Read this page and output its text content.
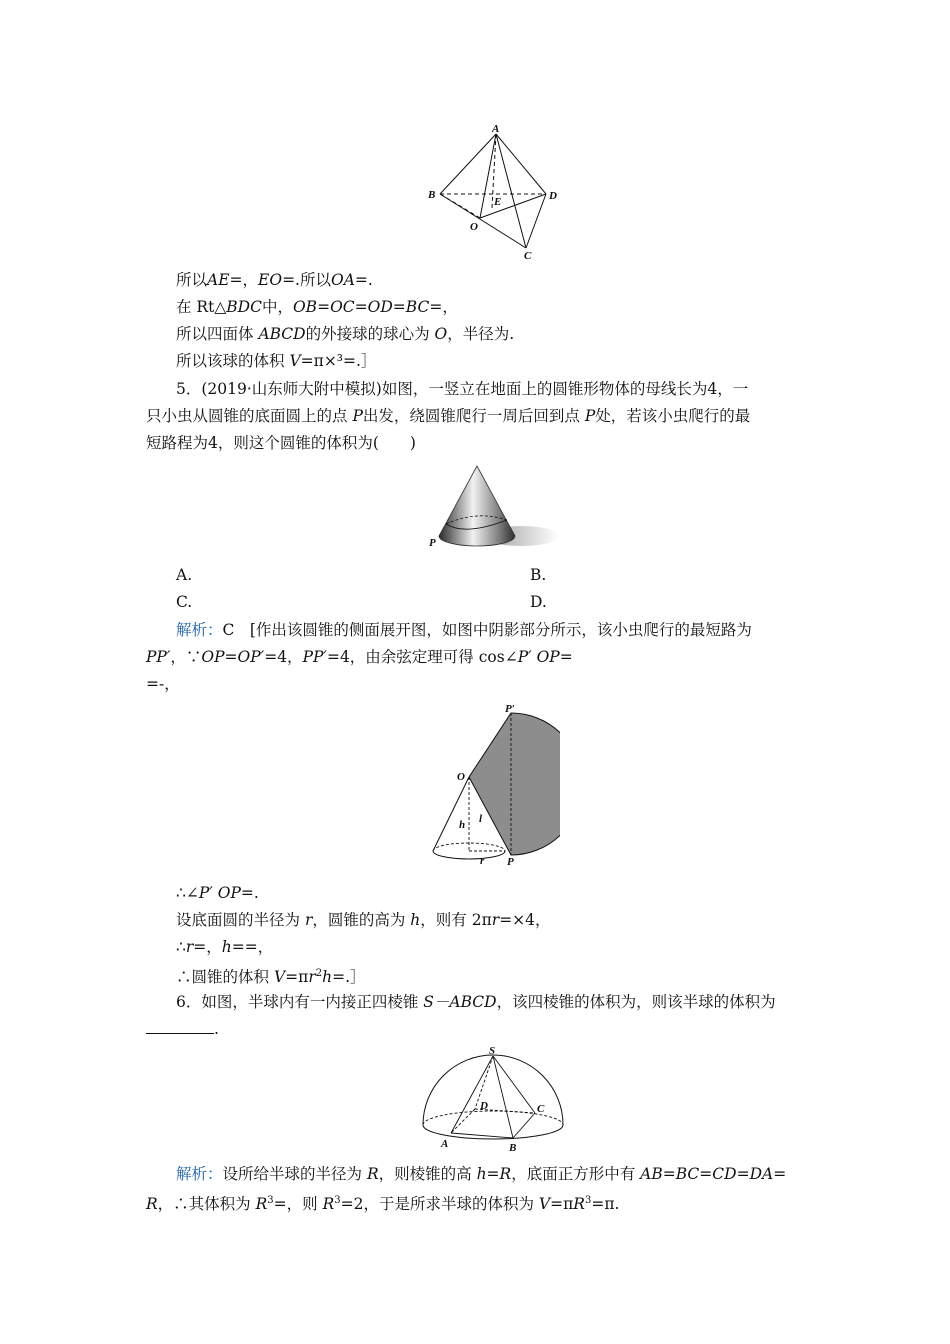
A
B	D
E
O
C
所以AE=，EO=.所以OA=.
在 Rt△BDC中，OB=OC=OD=BC=，
所以四面体 ABCD的外接球的球心为 O，半径为.
所以该球的体积 V=π×³=.］
5．(2019·山东师大附中模拟)如图，一竖立在地面上的圆锥形物体的母线长为4，一
只小虫从圆锥的底面圆上的点 P出发，绕圆锥爬行一周后回到点 P处，若该小虫爬行的最
短路程为4，则这个圆锥的体积为(　　)
P
A.	B.
C.	D.
解析：C　[作出该圆锥的侧面展开图，如图中阴影部分所示，该小虫爬行的最短路为
PP′，∵OP=OP′=4，PP′=4，由余弦定理可得 cos∠P′ OP=
=-，
P′
O
h l
r P
∴∠P′ OP=.
设底面圆的半径为 r，圆锥的高为 h，则有 2πr=×4，
∴r=，h==，
∴圆锥的体积 $V=\pi r^2h=.]$
6．如图，半球内有一内接正四棱锥 S－ABCD，该四棱锥的体积为，则该半球的体积为
.
S
D	C
A	B
解析：设所给半球的半径为 R，则棱锥的高 h=R，底面正方形中有 AB=BC=CD=DA=
R，∴其体积为 $R^3=$，则 $R^3=2$，于是所求半球的体积为 $V=\pi R^3=\pi$.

----

**STATED PROBLEM**
Quote each entry above verbatim and drop the pictures.

**SOLUTION FOR THIS PROBLEM**
Read this page and output its text content.
A
B	D
E
O
C
所以AE=，EO=.所以OA=.
在 Rt△BDC中，OB=OC=OD=BC=，
所以四面体 ABCD的外接球的球心为 O，半径为.
所以该球的体积 V=π×³=.］
5．(2019·山东师大附中模拟)如图，一竖立在地面上的圆锥形物体的母线长为4，一
只小虫从圆锥的底面圆上的点 P出发，绕圆锥爬行一周后回到点 P处，若该小虫爬行的最
短路程为4，则这个圆锥的体积为(　　)
P
A.	B.
C.	D.
解析：C　[作出该圆锥的侧面展开图，如图中阴影部分所示，该小虫爬行的最短路为
PP′，∵OP=OP′=4，PP′=4，由余弦定理可得 cos∠P′ OP=
=-，
P′
O
h l
r P
∴∠P′ OP=.
设底面圆的半径为 r，圆锥的高为 h，则有 2πr=×4，
∴r=，h==，
∴圆锥的体积 $V=\pi r^2h=.]$
6．如图，半球内有一内接正四棱锥 S－ABCD，该四棱锥的体积为，则该半球的体积为
.
S
D	C
A	B
解析：设所给半球的半径为 R，则棱锥的高 h=R，底面正方形中有 AB=BC=CD=DA=
R，∴其体积为 $R^3=$，则 $R^3=2$，于是所求半球的体积为 $V=\pi R^3=\pi$.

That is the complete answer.